* To do:
(1) Using the soccer article, explain why it describes the Las Vegas Lights as a team in dire need of stability.
(2) In the soccer article, where did the Las Vegas Lights FC play its home games in 2018?
(3) The soccer article says the season was known more for crazy antics than superior play. List every instance it gives of those antics.

* Document segment:
By ALAN SNEL
LVSportsBiz.com
It was the inaugural season for the Las Vegas Lights FC and the soccer team drew about 7,000 fans or so a game to its downtown home at Cashman Field in 2018 — a respectable attendance mark that was among the top 10 attendance in the United Soccer League.
But the Lights’ strong attendance came amid a topsy-turvy season of instability that included a high-profile coach who quit before the season ended and a soccer club that won only eight of its 34 games while losing 19 and tying another seven.
The season was known more for crazy antics than superior play on the pitch, from former coach Jose Luis Sanchez Sola smoking a cigarette with fans after he was tossed out of a home game to unconventional sponsor partnerships that included a downtown Las Vegas dispensary to a colorful goalie who make mad dashes up the field (and tackled an opponent, too).
So, owner Brett Lashbrook changed the narrative overnight this week when the upbeat Lights owner hired U.S. soccer icon Eric Wynalda, 49, to coach a team in dire need of stability after 39 players wore the club’s jersey this past season.

* Given information:

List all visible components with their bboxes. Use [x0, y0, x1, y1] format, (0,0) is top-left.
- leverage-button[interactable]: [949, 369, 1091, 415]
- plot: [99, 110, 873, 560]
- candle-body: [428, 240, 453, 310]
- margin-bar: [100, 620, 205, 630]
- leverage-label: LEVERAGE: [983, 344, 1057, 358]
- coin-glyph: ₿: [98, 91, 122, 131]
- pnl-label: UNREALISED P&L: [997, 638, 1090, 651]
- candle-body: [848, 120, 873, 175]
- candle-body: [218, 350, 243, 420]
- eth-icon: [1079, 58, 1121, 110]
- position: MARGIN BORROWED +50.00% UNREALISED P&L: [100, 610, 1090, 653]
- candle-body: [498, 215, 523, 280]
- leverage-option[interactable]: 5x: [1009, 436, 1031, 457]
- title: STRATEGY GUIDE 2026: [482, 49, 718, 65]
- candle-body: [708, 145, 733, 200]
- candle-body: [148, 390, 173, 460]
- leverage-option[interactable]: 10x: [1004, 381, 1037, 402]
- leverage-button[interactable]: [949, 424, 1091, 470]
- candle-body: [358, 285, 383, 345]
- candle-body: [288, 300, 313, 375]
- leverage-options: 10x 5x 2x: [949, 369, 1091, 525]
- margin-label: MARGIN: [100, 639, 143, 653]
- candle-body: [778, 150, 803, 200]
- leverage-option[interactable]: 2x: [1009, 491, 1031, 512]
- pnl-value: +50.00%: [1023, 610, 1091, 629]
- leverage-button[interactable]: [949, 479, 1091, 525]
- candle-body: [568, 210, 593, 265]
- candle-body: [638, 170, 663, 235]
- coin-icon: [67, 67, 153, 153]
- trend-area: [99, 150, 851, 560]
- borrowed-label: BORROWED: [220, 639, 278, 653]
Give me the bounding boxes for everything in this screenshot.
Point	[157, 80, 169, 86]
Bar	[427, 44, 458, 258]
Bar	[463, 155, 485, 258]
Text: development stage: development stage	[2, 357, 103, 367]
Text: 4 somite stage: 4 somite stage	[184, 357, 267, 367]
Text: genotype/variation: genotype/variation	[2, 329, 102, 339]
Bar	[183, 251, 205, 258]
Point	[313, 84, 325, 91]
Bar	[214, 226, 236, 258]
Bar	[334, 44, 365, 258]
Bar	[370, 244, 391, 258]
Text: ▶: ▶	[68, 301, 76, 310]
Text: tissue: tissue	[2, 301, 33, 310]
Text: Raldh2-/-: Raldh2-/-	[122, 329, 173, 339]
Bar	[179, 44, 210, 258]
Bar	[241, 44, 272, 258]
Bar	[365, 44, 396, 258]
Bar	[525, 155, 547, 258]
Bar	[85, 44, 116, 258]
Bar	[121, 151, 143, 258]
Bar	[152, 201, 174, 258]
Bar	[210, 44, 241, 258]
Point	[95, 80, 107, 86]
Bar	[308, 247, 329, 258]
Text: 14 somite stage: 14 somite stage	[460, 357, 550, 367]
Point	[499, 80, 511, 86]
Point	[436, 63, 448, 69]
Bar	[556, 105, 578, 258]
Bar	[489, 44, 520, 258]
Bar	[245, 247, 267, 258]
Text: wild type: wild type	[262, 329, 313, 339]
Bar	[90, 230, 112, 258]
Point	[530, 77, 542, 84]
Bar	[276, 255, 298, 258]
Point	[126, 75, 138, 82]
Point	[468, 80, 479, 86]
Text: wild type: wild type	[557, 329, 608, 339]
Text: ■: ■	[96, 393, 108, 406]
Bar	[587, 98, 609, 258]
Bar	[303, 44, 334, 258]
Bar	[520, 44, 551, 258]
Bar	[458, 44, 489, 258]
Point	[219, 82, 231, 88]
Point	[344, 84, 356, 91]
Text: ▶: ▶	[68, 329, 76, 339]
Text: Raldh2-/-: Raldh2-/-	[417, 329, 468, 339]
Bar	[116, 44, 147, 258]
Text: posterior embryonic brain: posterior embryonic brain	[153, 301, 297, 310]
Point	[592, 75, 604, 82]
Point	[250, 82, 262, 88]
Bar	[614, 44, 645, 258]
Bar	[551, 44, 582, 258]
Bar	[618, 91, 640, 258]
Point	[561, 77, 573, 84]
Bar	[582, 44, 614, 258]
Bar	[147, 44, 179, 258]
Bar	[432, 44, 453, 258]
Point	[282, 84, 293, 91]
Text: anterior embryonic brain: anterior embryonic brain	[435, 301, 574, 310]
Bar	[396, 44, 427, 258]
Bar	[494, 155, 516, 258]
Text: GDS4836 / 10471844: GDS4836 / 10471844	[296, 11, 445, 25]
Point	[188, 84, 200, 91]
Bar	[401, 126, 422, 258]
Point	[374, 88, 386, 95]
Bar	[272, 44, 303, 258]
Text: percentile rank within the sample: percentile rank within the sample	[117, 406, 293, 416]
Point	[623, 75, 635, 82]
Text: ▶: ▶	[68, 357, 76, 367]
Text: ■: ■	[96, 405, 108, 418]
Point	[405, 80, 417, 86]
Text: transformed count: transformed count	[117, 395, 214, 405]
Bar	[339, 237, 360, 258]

* Answers to the exercises:
(1) The team's season was full of instability. Its high-profile coach quit before the season ended, and 39 players wore the club's jersey that season.

(2) At Cashman Field in downtown Las Vegas.

(3)
- Former coach Jose Luis Sanchez Sola smoked a cigarette with fans after he was tossed out of a home game.
- The club had unconventional sponsor partnerships, including one with a downtown Las Vegas dispensary.
- A colorful goalie made mad dashes up the field and also tackled an opponent.